>> begin

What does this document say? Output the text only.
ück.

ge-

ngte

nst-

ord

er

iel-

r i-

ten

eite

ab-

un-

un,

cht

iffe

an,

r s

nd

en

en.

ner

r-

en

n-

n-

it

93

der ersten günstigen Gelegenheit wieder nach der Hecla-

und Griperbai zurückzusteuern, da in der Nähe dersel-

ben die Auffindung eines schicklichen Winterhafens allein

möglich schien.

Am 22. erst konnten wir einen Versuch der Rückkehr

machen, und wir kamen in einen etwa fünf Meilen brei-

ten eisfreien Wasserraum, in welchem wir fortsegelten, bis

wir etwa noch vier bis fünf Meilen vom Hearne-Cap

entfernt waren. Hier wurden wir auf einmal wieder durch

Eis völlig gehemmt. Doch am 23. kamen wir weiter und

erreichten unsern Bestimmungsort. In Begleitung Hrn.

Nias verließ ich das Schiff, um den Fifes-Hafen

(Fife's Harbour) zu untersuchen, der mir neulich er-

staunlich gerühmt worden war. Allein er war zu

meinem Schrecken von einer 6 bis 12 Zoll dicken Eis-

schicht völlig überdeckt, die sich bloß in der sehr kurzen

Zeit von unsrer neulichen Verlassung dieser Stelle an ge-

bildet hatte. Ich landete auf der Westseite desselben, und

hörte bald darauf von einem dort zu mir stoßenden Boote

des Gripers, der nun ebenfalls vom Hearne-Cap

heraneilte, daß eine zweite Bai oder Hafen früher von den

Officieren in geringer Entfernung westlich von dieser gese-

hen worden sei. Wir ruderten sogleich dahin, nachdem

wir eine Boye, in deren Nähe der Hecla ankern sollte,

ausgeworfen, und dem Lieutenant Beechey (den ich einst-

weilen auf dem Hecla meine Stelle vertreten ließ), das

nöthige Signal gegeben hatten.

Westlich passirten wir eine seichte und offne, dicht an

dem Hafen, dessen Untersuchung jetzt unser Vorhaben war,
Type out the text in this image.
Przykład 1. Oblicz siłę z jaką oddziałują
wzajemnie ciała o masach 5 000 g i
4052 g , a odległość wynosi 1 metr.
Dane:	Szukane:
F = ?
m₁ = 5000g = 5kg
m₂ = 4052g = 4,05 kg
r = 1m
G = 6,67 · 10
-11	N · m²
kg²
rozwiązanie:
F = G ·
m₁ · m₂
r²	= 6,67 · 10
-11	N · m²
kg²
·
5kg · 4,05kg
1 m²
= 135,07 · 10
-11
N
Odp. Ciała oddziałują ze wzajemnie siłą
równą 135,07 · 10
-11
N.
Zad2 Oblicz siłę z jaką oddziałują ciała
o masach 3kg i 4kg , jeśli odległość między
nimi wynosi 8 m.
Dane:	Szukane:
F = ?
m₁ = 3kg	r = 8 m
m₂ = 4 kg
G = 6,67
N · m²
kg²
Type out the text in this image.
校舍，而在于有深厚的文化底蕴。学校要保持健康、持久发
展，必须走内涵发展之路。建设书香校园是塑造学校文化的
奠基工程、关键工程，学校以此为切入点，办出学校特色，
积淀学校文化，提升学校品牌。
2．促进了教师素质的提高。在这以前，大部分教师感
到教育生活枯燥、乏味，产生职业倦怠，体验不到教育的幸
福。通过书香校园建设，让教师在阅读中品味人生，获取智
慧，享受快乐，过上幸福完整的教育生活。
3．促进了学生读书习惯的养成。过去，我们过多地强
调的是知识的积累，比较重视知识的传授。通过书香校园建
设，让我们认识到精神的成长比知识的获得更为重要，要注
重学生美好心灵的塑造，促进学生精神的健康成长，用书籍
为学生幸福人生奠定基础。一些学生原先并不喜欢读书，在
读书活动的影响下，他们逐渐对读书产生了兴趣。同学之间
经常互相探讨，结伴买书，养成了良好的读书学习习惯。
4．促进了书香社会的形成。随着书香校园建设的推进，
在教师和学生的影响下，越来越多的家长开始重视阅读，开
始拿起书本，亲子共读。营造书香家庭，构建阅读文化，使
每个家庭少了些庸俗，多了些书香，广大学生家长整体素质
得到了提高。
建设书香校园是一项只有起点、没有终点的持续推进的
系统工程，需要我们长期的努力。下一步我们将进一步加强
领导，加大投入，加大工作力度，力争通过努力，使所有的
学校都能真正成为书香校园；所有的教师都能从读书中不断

>> end

Description of the task: Extract lines where the string "Meilen" occurs.

Solution below:
machen, und wir kamen in einen etwa fünf Meilen brei-
wir etwa noch vier bis fünf Meilen vom Hearne-Cap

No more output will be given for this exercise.